* [Problem to solve] Retype the lines from the one containing "593, 430, 608]" up to and including the one containing "298, 215, 367]", with no changes.

(Layout dataset entries)
------------------------------
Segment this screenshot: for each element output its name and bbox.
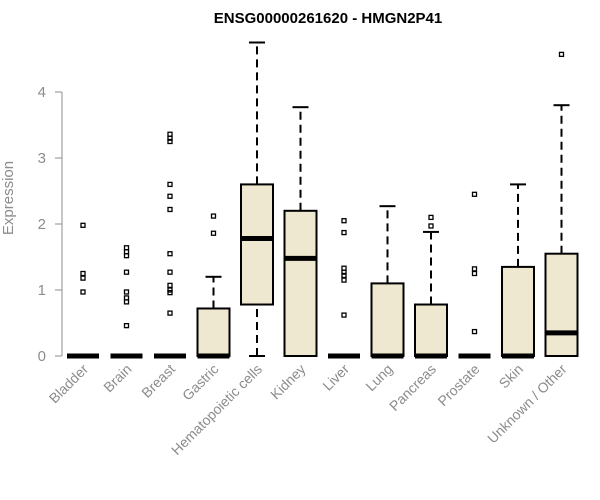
chart-title: ENSG00000261620 - HMGN2P41 xyxy=(214,10,442,27)
outlier-point xyxy=(210,230,217,236)
outlier-point xyxy=(341,269,347,275)
outlier-point xyxy=(167,310,173,316)
outlier-point xyxy=(80,289,86,295)
outlier-point xyxy=(123,253,130,259)
outlier-point xyxy=(210,213,217,219)
box-0 xyxy=(67,222,99,359)
outlier-point xyxy=(123,299,130,305)
box-6 xyxy=(328,218,360,359)
box-iqr xyxy=(544,252,579,357)
outlier-point xyxy=(123,289,130,295)
x-tick-label: Breast xyxy=(138,361,178,401)
box-iqr xyxy=(501,265,535,357)
outlier-point xyxy=(471,191,478,197)
outlier-point xyxy=(558,51,565,58)
y-tick-label: 2 xyxy=(38,216,46,233)
x-tick-label: Lung xyxy=(362,361,395,394)
box-3 xyxy=(196,213,231,359)
outlier-point xyxy=(341,277,347,283)
x-tick-label: Prostate xyxy=(434,361,482,409)
outlier-point xyxy=(428,223,434,229)
box-5 xyxy=(283,106,318,357)
box-iqr xyxy=(240,183,274,306)
y-tick-label: 4 xyxy=(38,84,46,101)
outlier-point xyxy=(167,251,173,257)
box-iqr xyxy=(370,282,405,357)
outlier-point xyxy=(80,270,86,277)
y-axis-label: Expression xyxy=(0,161,17,235)
outlier-point xyxy=(471,328,478,335)
outlier-point xyxy=(80,222,86,228)
y-axis: 0 1 2 3 4 xyxy=(38,84,63,365)
outlier-point xyxy=(167,282,173,289)
box-10 xyxy=(501,183,535,359)
outlier-point xyxy=(341,218,347,224)
x-tick-label: Gastric xyxy=(179,361,222,404)
box-iqr xyxy=(283,209,318,357)
outlier-point xyxy=(167,206,173,213)
box-9 xyxy=(458,191,491,359)
outlier-point xyxy=(471,270,478,277)
box-8 xyxy=(414,214,448,359)
y-tick-label: 0 xyxy=(38,348,46,365)
box-2 xyxy=(154,131,186,359)
x-tick-label: Liver xyxy=(319,361,352,394)
outlier-point xyxy=(167,181,173,188)
box-iqr xyxy=(414,303,448,357)
outlier-point xyxy=(80,275,86,281)
outlier-point xyxy=(123,269,130,275)
outlier-point xyxy=(123,322,130,329)
outlier-point xyxy=(428,214,434,221)
outlier-point xyxy=(471,266,478,272)
outlier-point xyxy=(341,229,347,236)
outlier-point xyxy=(167,135,173,141)
y-tick-label: 1 xyxy=(38,282,46,299)
x-tick-label: Skin xyxy=(496,361,527,392)
outlier-point xyxy=(167,138,173,145)
x-tick-label: Unknown / Other xyxy=(484,361,570,447)
box-7 xyxy=(370,205,405,359)
box-4 xyxy=(240,41,274,357)
outlier-point xyxy=(167,289,173,296)
x-tick-label: Kidney xyxy=(267,361,309,403)
box-iqr xyxy=(196,307,231,358)
outlier-point xyxy=(341,312,347,318)
outlier-point xyxy=(167,193,173,199)
x-tick-label: Bladder xyxy=(46,361,92,407)
outlier-point xyxy=(167,269,173,275)
x-tick-label: Brain xyxy=(100,361,134,395)
y-tick-label: 3 xyxy=(38,150,46,167)
outlier-point xyxy=(341,272,347,279)
box-1 xyxy=(110,245,143,359)
box-11 xyxy=(544,51,579,357)
x-tick-label: Pancreas xyxy=(386,361,439,414)
boxes-group xyxy=(67,41,579,359)
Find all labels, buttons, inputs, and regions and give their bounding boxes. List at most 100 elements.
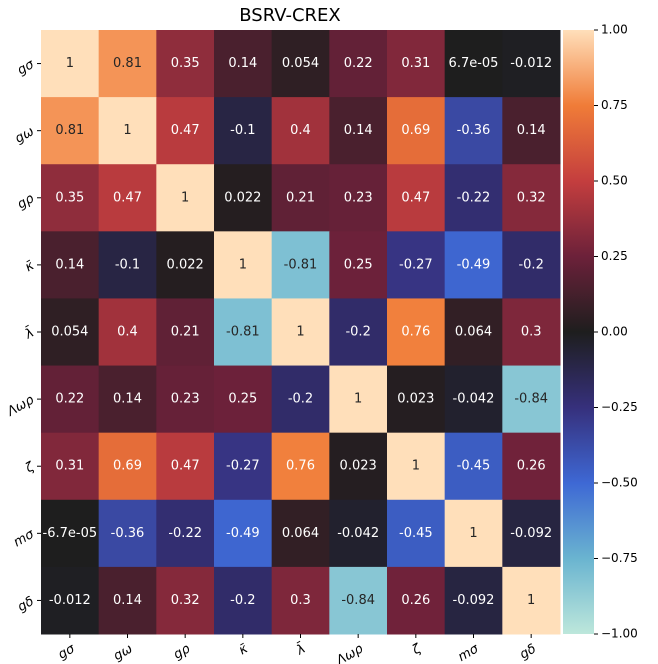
cell-label: 0.26	[401, 593, 430, 608]
y-tick-label: gω	[13, 124, 37, 147]
heatmap-cell	[98, 432, 157, 501]
heatmap-cell	[329, 97, 388, 165]
cell-label: 0.26	[517, 459, 546, 474]
cell-label: 0.25	[228, 392, 257, 407]
heatmap-cell	[387, 30, 446, 98]
heatmap-cell	[271, 97, 330, 165]
heatmap-cell	[156, 231, 215, 299]
cell-label: 0.81	[55, 123, 84, 138]
x-tick-label: mσ	[456, 641, 482, 664]
x-tick-label: κ̄	[236, 641, 250, 658]
heatmap-cell	[41, 298, 100, 367]
heatmap-cell	[271, 432, 330, 501]
cell-label: 0.35	[55, 190, 84, 205]
cell-label: 0.22	[55, 392, 84, 407]
heatmap-cell	[156, 298, 215, 367]
heatmap-cell	[41, 30, 100, 98]
colorbar-tick-label: −0.25	[601, 400, 638, 414]
cell-label: -0.49	[226, 526, 260, 541]
colorbar-tick-label: 0.25	[601, 249, 628, 263]
heatmap-cell	[98, 30, 157, 98]
heatmap-cell	[271, 365, 330, 434]
cell-label: -0.2	[345, 325, 370, 340]
heatmap-cell	[98, 566, 157, 635]
heatmap-cell	[98, 97, 157, 165]
cell-label: 0.14	[113, 593, 142, 608]
cell-label: 0.23	[171, 392, 200, 407]
heatmap-cell	[329, 30, 388, 98]
heatmap-cell	[214, 298, 273, 367]
heatmap-cell	[329, 566, 388, 635]
cell-label: 0.4	[290, 123, 311, 138]
cell-label: -0.042	[337, 526, 379, 541]
cell-label: -0.2	[518, 257, 543, 272]
heatmap-cell	[387, 298, 446, 367]
cell-label: 0.3	[290, 593, 311, 608]
cell-label: 0.14	[344, 123, 373, 138]
heatmap-cell	[41, 432, 100, 501]
cell-label: 0.47	[113, 190, 142, 205]
cell-label: 0.69	[401, 123, 430, 138]
cell-label: 0.023	[340, 459, 377, 474]
cell-label: 0.023	[397, 392, 434, 407]
heatmap-cell	[98, 231, 157, 299]
heatmap-cell	[271, 566, 330, 635]
heatmap-cell	[271, 30, 330, 98]
cell-label: 1	[66, 56, 74, 71]
cell-label: -0.84	[341, 593, 375, 608]
heatmap-cell	[387, 164, 446, 232]
cell-label: 1	[181, 190, 189, 205]
cell-label: 0.022	[224, 190, 261, 205]
heatmap-cell	[329, 432, 388, 501]
cell-label: -0.45	[457, 459, 491, 474]
heatmap-cell	[387, 566, 446, 635]
heatmap-cell	[156, 97, 215, 165]
colorbar-tick-label: 0.00	[601, 325, 628, 339]
heatmap-cell	[387, 499, 446, 568]
heatmap-cell	[444, 231, 503, 299]
cell-label: -0.81	[284, 257, 318, 272]
cell-label: 0.14	[55, 257, 84, 272]
heatmap-cell	[156, 365, 215, 434]
cell-label: 0.22	[344, 56, 373, 71]
colorbar-tick-label: −0.75	[601, 551, 638, 565]
cell-label: 0.47	[171, 123, 200, 138]
heatmap-cell	[444, 365, 503, 434]
cell-label: 0.23	[344, 190, 373, 205]
cell-label: -0.27	[399, 257, 433, 272]
heatmap-cell	[41, 365, 100, 434]
heatmap-cell	[214, 499, 273, 568]
heatmap-cell	[502, 365, 561, 434]
heatmap-cell	[271, 298, 330, 367]
x-tick-label: ζ	[409, 641, 424, 658]
cell-label: 0.14	[228, 56, 257, 71]
colorbar-tick-label: 1.00	[601, 23, 628, 37]
heatmap-cell	[41, 97, 100, 165]
y-tick-label: mσ	[11, 526, 37, 550]
heatmap-cell	[156, 566, 215, 635]
cell-label: 0.064	[455, 325, 492, 340]
cell-label: -0.092	[453, 593, 495, 608]
colorbar-tick-label: 0.50	[601, 174, 628, 188]
cell-label: -0.27	[226, 459, 260, 474]
heatmap-cell	[502, 499, 561, 568]
heatmap-cell	[214, 164, 273, 232]
x-tick-label: gω	[111, 641, 135, 664]
heatmap-cell	[156, 432, 215, 501]
x-tick-label: Λωρ	[333, 641, 366, 664]
colorbar-tick-label: −1.00	[601, 627, 638, 641]
cell-label: -0.49	[457, 257, 491, 272]
heatmap-cell	[156, 499, 215, 568]
cell-label: 0.47	[171, 459, 200, 474]
cell-label: -0.1	[115, 257, 140, 272]
cell-label: 0.31	[401, 56, 430, 71]
chart-title: BSRV-CREX	[239, 5, 341, 26]
cell-label: -0.042	[453, 392, 495, 407]
heatmap-cell	[329, 499, 388, 568]
cell-label: 1	[354, 392, 362, 407]
cell-label: 0.054	[51, 325, 88, 340]
heatmap-cell	[387, 97, 446, 165]
cell-label: 0.31	[55, 459, 84, 474]
heatmap-cell	[502, 97, 561, 165]
heatmap-cell	[329, 365, 388, 434]
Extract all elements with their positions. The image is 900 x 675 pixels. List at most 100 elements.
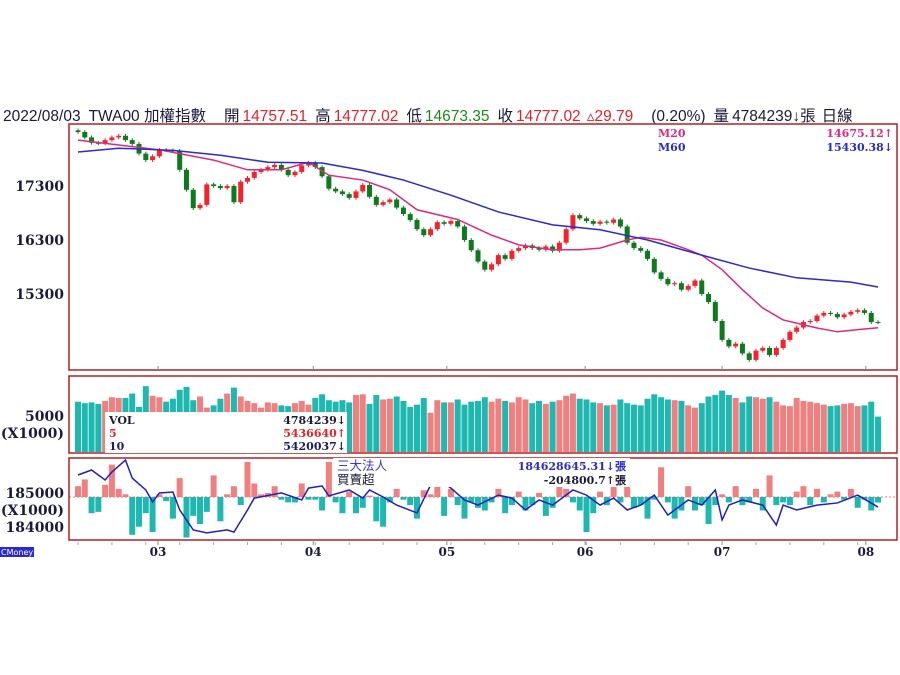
candle-body — [116, 135, 122, 138]
inst-net-bar — [495, 488, 502, 497]
inst-net-bar — [434, 486, 441, 497]
candle-body — [251, 171, 257, 178]
candle-body — [102, 140, 108, 144]
volume-bar — [746, 396, 753, 452]
inst-net-bar — [142, 497, 149, 514]
volume-bar — [712, 395, 719, 452]
inst-net-bar — [617, 497, 624, 503]
inst-net-bar — [610, 486, 617, 497]
candle-body — [177, 150, 183, 170]
inst-net-bar — [115, 488, 122, 497]
inst-net-bar — [814, 488, 821, 497]
inst-net-bar — [271, 486, 278, 497]
inst-net-bar — [719, 494, 726, 497]
inst-net-bar — [230, 486, 237, 497]
volume-bar — [732, 397, 739, 452]
volume-bar — [373, 395, 380, 452]
candle-body — [89, 137, 95, 143]
month-label: 03 — [150, 545, 167, 559]
inst-net-bar — [108, 464, 115, 497]
volume-label: 量 — [713, 108, 730, 125]
inst-net-bar — [786, 497, 793, 506]
inst-net-bar — [664, 497, 671, 503]
volume-bar — [678, 400, 685, 452]
volume-bar — [875, 416, 882, 452]
candle-body — [360, 184, 366, 192]
inst-net-bar — [475, 497, 482, 508]
candle-body — [550, 246, 556, 251]
candle-body — [183, 169, 189, 190]
volume-bar — [461, 404, 468, 452]
candle-body — [306, 162, 312, 166]
volume-bar — [414, 404, 420, 452]
candle-body — [265, 167, 271, 170]
volume-bar — [420, 397, 427, 452]
candle-body — [312, 162, 318, 168]
candle-body — [719, 321, 725, 340]
volume-bar — [576, 398, 583, 452]
price-panel — [75, 128, 881, 362]
volume-bar — [508, 402, 515, 452]
volume-bar — [671, 400, 678, 452]
volume-bar — [386, 398, 393, 452]
candle-body — [143, 153, 149, 161]
inst-net-bar — [359, 497, 366, 508]
inst-net-bar — [190, 497, 197, 516]
volume-bar — [719, 390, 726, 452]
inst-net-bar — [258, 494, 265, 497]
inst-net-bar — [766, 475, 773, 497]
candle-body — [617, 219, 623, 227]
inst-net-bar — [312, 497, 319, 500]
volume-bar — [495, 398, 502, 452]
volume-bar — [624, 403, 631, 452]
inst-net-bar — [325, 461, 332, 497]
volume-bar — [793, 397, 800, 452]
inst-net-bar — [705, 497, 712, 524]
inst-net-bar — [753, 488, 759, 497]
candle-body — [733, 343, 739, 347]
volume-bar — [542, 403, 549, 452]
candle-body — [753, 350, 759, 360]
inst-net-bar — [542, 497, 549, 516]
candle-body — [150, 156, 156, 161]
candle-body — [645, 250, 651, 259]
inst-net-bar — [793, 491, 800, 497]
volume-bar — [847, 403, 854, 452]
inst-net-bar — [698, 497, 705, 506]
volume-bar — [475, 400, 482, 452]
volume-bar — [834, 405, 841, 452]
cmoney-logo-text: CMoney — [1, 548, 33, 557]
candle-body — [563, 229, 569, 243]
inst-net-bar — [339, 497, 346, 514]
candle-body — [448, 221, 454, 224]
inst-net-bar — [569, 497, 576, 503]
candle-body — [611, 219, 617, 223]
candle-body — [299, 165, 305, 172]
candle-body — [794, 327, 800, 332]
low-value: 14673.35 — [424, 108, 490, 125]
candle-body — [489, 264, 495, 270]
volume-bar — [400, 400, 407, 452]
candle-body — [421, 229, 427, 236]
institutional-legend: 三大法人 184628645.31↓張 買賣超 -204800.7↑張 — [333, 458, 630, 487]
volume-bar — [556, 400, 563, 452]
volume-bar — [786, 406, 793, 452]
close-value: 14777.02 — [516, 108, 581, 125]
volume-bar — [854, 406, 861, 452]
inst-net-bar — [244, 461, 251, 497]
inst-net-bar — [522, 497, 529, 511]
volume-bar — [766, 397, 773, 452]
candle-body — [502, 255, 508, 259]
inst-net-bar — [807, 497, 814, 506]
volume-bar — [590, 402, 597, 452]
candle-body — [828, 312, 834, 314]
candle-body — [245, 177, 250, 182]
candle-body — [258, 169, 264, 172]
inst-net-bar — [210, 475, 217, 497]
volume-bar — [773, 401, 780, 452]
inst-net-bar — [319, 497, 326, 511]
volume-bar — [698, 403, 705, 452]
candle-body — [516, 248, 522, 251]
vol-value: 4784239↓ — [283, 414, 346, 427]
inst-net-bar — [88, 497, 95, 514]
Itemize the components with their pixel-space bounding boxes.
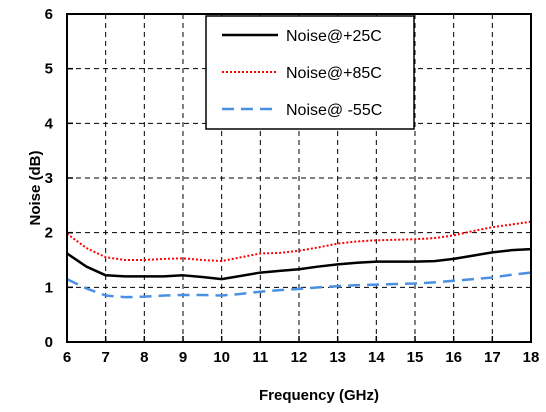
------------------------------
* [Response below]
cell-label: 0.26	[401, 593, 430, 608]
y-tick-label: gω	[13, 124, 37, 147]
heatmap-cell	[98, 432, 157, 501]
heatmap-cell	[329, 97, 388, 165]
cell-label: 0.26	[517, 459, 546, 474]
cell-label: 0.25	[228, 392, 257, 407]
heatmap-cell	[387, 30, 446, 98]
heatmap-cell	[271, 97, 330, 165]
heatmap-cell	[156, 231, 215, 299]
cell-label: 0.81	[55, 123, 84, 138]
x-tick-label: mσ	[456, 641, 482, 664]
x-tick-label: κ̄	[236, 641, 250, 658]
heatmap-cell	[41, 298, 100, 367]
heatmap-cell	[271, 432, 330, 501]
cell-label: 0.35	[55, 190, 84, 205]
cell-label: 0.22	[55, 392, 84, 407]
heatmap-cell	[156, 298, 215, 367]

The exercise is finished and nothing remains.